Work to do
Look through the listing and locate every line containing the word "igazítva"; copy those lines.

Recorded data
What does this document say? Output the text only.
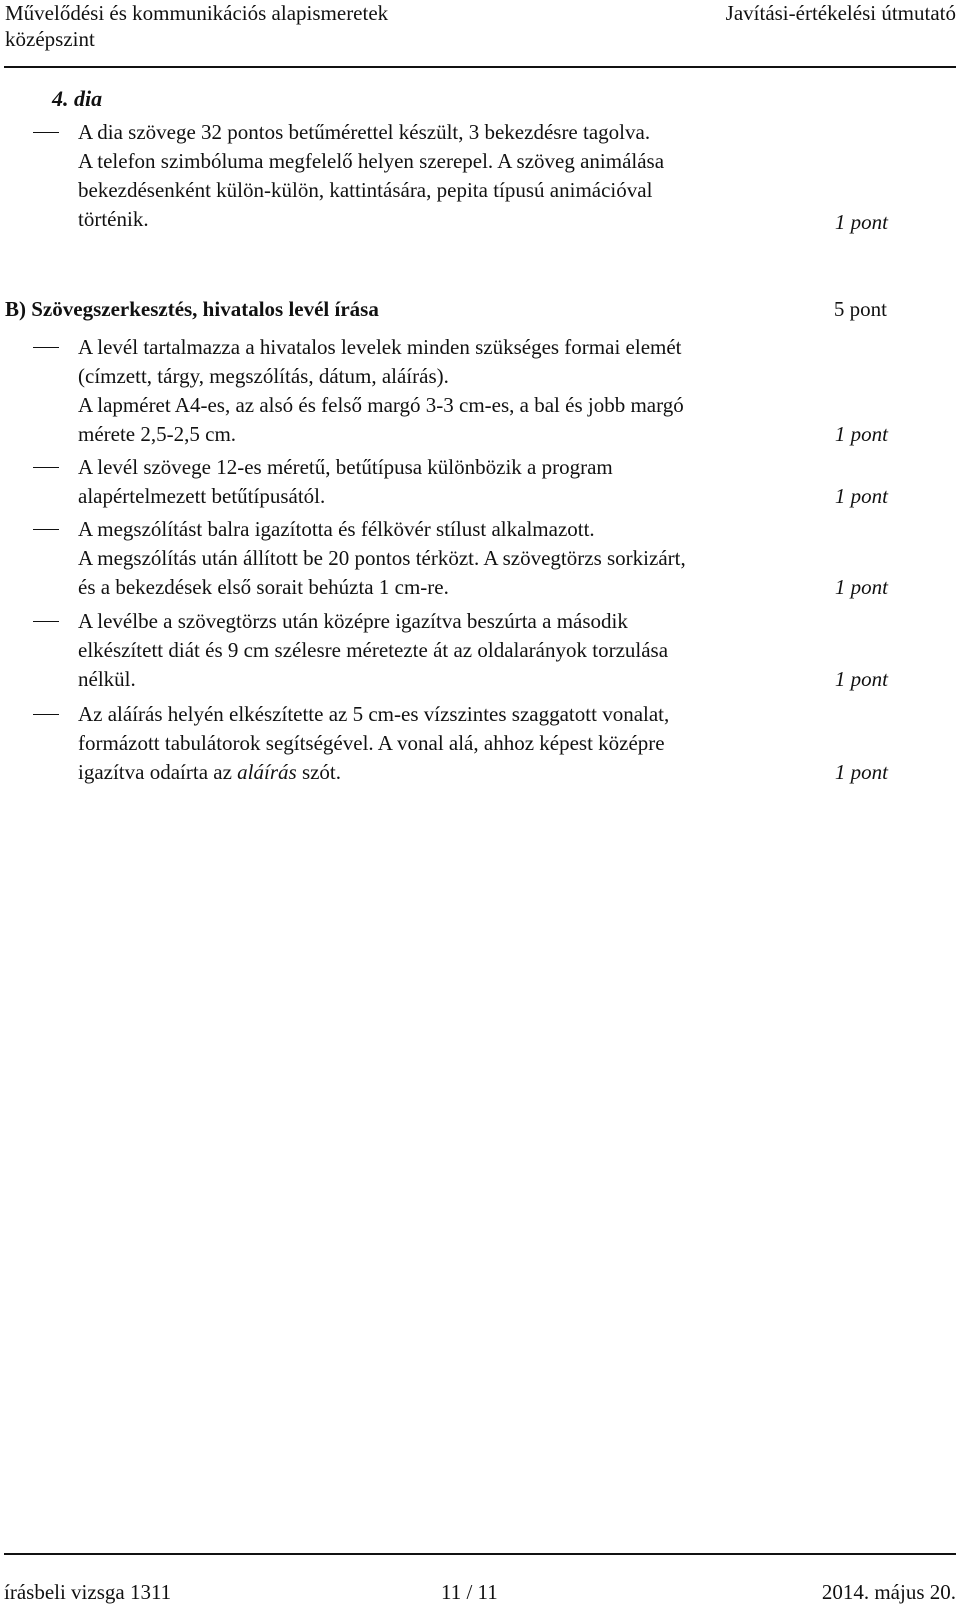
Művelődési és kommunikációs alapismeretek
középszint
Javítási-értékelési útmutató
4. dia

A dia szövege 32 pontos betűmérettel készült, 3 bekezdésre tagolva.

A telefon szimbóluma megfelelő helyen szerepel. A szöveg animálása

bekezdésenként külön-külön, kattintására, pepita típusú animációval

történik.	1 pont
B) Szövegszerkesztés, hivatalos levél írása	5 pont

A levél tartalmazza a hivatalos levelek minden szükséges formai elemét

(címzett, tárgy, megszólítás, dátum, aláírás).

A lapméret A4-es, az alsó és felső margó 3-3 cm-es, a bal és jobb margó

mérete 2,5-2,5 cm.	1 pont

A levél szövege 12-es méretű, betűtípusa különbözik a program

alapértelmezett betűtípusától.	1 pont

A megszólítást balra igazította és félkövér stílust alkalmazott.

A megszólítás után állított be 20 pontos térközt. A szövegtörzs sorkizárt,

és a bekezdések első sorait behúzta 1 cm-re.	1 pont

A levélbe a szövegtörzs után középre igazítva beszúrta a második

elkészített diát és 9 cm szélesre méretezte át az oldalarányok torzulása

nélkül.	1 pont

Az aláírás helyén elkészítette az 5 cm-es vízszintes szaggatott vonalat,

formázott tabulátorok segítségével. A vonal alá, ahhoz képest középre

igazítva odaírta az aláírás szót.	1 pont
írásbeli vizsga 1311	11 / 11	2014. május 20.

Output below
A levélbe a szövegtörzs után középre igazítva beszúrta a második
igazítva odaírta az aláírás szót.	1 pont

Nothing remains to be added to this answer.